:: Material supplied

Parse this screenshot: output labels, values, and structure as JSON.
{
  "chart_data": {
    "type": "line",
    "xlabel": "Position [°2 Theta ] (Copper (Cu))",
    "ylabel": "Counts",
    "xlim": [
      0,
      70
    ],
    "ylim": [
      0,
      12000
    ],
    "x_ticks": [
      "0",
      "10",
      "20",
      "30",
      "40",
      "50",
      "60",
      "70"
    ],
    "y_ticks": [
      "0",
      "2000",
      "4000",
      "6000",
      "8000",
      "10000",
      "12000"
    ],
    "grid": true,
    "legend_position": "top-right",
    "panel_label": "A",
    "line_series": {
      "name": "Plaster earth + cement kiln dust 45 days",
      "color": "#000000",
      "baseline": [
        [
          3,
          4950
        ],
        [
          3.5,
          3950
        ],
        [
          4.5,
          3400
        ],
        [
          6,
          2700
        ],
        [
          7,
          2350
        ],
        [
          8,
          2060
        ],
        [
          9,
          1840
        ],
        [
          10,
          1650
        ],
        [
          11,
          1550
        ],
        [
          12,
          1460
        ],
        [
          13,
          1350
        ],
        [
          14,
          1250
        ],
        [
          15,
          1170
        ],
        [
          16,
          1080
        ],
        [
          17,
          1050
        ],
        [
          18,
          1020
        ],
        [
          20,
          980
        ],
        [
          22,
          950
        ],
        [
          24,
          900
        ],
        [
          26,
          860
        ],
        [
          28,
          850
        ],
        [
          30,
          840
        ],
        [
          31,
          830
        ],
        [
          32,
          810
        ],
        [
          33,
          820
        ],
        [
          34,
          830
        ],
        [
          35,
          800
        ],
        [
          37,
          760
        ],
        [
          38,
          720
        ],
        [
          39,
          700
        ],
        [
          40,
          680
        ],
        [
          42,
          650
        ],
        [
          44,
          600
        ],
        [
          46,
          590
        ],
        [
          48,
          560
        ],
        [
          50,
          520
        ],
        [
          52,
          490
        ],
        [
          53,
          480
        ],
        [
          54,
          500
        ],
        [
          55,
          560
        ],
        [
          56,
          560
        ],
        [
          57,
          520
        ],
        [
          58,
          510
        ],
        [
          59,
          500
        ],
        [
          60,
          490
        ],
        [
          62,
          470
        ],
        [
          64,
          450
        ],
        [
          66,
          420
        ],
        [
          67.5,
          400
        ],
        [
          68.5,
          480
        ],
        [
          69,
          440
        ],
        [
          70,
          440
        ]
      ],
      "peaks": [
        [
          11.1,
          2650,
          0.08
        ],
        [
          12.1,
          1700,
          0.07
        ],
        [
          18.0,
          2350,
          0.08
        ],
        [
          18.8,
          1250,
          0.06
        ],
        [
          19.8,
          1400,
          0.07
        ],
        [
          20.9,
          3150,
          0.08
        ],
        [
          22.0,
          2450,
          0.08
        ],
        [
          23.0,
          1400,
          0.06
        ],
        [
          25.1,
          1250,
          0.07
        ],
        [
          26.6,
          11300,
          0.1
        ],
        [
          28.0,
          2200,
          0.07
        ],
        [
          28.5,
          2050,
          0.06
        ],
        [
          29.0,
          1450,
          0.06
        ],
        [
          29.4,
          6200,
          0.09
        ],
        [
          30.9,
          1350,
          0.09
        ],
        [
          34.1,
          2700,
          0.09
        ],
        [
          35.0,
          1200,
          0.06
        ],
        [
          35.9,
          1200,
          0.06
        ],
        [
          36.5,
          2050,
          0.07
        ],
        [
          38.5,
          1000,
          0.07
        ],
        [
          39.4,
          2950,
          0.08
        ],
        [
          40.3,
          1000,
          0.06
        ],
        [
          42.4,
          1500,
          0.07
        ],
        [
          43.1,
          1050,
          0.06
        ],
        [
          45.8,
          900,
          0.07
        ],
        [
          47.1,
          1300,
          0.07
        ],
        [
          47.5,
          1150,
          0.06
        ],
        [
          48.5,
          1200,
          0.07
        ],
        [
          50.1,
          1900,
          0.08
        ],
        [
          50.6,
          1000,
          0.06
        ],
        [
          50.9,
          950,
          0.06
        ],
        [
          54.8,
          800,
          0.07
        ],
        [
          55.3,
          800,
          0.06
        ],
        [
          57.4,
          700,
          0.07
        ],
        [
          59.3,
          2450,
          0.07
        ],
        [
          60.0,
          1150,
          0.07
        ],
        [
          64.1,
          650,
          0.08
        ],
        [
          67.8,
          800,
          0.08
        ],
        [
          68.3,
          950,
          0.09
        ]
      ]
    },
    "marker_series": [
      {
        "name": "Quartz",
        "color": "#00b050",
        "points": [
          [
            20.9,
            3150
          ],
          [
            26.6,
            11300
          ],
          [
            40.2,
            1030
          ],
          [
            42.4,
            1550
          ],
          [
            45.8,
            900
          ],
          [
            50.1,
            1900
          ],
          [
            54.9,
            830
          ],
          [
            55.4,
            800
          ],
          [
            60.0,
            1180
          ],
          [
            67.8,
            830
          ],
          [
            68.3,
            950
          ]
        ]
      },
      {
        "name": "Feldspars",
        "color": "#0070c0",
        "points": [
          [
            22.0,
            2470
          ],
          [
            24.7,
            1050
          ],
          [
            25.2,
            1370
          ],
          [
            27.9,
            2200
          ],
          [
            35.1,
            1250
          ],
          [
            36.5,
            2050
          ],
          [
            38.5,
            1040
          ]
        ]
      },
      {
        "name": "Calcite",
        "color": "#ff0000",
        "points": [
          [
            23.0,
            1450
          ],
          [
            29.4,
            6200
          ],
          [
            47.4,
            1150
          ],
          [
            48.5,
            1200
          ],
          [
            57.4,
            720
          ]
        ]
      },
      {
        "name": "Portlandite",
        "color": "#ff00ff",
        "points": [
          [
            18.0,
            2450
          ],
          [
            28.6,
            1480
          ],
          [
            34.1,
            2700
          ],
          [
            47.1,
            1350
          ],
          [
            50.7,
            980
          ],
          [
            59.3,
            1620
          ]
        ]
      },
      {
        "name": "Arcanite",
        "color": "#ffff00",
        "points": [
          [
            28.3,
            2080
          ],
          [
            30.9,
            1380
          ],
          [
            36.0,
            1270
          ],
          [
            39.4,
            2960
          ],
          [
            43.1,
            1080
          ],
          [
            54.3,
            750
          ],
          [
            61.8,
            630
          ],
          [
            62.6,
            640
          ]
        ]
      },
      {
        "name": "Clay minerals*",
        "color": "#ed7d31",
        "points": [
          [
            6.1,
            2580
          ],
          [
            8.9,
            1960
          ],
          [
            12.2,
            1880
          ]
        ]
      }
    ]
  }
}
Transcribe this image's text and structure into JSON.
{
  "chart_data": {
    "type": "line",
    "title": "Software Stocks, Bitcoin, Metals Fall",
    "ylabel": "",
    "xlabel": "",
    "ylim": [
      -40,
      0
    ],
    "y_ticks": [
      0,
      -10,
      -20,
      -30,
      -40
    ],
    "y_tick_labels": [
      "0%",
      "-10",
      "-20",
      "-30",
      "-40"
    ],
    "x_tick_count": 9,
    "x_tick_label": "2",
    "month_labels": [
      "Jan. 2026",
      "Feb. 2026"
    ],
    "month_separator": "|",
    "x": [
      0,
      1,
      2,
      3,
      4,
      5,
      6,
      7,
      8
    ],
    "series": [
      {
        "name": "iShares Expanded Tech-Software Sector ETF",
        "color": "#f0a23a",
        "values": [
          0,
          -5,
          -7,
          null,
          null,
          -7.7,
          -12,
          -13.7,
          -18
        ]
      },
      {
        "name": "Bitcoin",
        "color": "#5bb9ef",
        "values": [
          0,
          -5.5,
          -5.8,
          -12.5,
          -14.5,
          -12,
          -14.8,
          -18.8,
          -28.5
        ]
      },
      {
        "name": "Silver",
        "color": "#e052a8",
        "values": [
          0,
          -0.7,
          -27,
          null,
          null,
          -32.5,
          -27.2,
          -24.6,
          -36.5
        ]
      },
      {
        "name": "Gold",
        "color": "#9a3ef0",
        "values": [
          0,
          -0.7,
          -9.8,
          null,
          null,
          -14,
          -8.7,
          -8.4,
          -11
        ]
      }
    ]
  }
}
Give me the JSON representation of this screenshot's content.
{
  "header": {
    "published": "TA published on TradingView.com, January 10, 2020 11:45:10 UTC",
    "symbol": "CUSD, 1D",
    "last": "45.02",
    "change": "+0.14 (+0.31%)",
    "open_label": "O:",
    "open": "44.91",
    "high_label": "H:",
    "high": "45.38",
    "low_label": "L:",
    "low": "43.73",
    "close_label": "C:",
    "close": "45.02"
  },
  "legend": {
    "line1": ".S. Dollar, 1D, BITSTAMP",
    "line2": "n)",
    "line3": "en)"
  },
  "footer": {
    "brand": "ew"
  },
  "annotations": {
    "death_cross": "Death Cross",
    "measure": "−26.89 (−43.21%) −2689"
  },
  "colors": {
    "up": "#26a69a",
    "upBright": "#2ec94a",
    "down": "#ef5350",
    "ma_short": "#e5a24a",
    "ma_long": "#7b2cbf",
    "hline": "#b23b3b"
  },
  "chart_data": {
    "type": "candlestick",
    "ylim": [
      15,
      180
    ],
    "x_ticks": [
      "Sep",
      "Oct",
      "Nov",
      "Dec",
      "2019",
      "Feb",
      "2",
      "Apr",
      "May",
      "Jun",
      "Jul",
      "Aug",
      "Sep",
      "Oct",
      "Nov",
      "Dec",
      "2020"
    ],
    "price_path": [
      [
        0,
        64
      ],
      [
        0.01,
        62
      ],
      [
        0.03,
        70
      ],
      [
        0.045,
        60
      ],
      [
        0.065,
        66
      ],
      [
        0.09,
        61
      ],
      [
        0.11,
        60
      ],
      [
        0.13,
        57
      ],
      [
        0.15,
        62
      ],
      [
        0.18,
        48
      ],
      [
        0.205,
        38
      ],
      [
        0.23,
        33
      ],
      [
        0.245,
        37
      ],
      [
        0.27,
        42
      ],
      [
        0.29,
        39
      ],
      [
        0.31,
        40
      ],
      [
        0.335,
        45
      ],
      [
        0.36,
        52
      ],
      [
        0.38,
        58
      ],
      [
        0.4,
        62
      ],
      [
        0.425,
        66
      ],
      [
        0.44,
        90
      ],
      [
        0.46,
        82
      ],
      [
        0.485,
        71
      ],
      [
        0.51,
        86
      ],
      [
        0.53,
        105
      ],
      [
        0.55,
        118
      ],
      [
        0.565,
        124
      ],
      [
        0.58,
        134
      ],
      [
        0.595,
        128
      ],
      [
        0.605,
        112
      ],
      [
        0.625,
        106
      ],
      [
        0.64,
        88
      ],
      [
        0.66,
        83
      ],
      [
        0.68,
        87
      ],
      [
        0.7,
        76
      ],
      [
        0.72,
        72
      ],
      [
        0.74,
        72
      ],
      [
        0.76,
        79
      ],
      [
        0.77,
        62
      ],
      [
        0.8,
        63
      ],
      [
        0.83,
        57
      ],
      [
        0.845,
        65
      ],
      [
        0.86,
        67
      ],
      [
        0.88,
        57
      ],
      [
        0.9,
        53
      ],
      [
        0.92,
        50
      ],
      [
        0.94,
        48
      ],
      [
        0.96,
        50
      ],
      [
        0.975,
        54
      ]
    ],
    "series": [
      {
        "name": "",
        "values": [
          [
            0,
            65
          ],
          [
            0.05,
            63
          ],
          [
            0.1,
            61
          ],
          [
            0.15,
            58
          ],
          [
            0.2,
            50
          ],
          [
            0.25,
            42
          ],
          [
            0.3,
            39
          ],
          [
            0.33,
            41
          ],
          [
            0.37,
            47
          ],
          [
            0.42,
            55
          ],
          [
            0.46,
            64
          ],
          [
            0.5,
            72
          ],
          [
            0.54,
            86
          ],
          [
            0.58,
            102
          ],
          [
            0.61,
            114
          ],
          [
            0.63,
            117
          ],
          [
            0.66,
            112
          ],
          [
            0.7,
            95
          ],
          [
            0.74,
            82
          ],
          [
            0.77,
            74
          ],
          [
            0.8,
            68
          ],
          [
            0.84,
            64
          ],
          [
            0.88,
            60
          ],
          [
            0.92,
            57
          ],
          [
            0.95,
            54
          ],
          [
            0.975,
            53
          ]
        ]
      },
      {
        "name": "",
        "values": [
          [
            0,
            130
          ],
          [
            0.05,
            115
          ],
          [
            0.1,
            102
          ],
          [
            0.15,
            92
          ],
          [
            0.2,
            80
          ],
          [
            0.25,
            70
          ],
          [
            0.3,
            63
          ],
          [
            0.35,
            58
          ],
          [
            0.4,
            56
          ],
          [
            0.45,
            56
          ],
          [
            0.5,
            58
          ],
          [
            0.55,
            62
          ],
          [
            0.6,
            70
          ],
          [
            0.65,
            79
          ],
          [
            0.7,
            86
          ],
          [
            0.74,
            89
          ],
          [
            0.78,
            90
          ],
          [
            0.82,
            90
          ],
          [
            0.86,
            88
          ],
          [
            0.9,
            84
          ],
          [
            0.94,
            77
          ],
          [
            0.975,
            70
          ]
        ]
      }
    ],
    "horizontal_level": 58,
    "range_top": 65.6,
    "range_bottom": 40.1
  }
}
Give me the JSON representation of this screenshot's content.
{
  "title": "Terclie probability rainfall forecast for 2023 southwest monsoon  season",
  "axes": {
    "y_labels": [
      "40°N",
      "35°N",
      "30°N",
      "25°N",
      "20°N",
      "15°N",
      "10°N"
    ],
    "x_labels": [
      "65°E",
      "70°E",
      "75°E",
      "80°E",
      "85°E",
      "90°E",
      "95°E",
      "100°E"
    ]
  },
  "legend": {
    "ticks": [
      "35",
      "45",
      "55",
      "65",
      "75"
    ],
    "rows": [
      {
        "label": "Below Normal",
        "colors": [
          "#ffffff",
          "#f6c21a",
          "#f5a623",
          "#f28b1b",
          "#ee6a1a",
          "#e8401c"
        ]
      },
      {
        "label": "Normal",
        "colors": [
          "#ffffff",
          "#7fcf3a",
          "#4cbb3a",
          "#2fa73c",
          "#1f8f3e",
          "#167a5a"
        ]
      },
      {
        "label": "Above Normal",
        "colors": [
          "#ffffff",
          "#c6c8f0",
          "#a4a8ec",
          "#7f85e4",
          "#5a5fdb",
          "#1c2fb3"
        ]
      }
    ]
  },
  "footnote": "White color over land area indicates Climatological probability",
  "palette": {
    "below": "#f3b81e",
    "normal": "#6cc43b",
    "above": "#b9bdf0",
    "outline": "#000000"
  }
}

::::

Problem to solve
Copy out every line that includes the word "xlabel".

Answer to this exercise
    "xlabel": "Position [°2 Theta ] (Copper (Cu))",
    "xlabel": "",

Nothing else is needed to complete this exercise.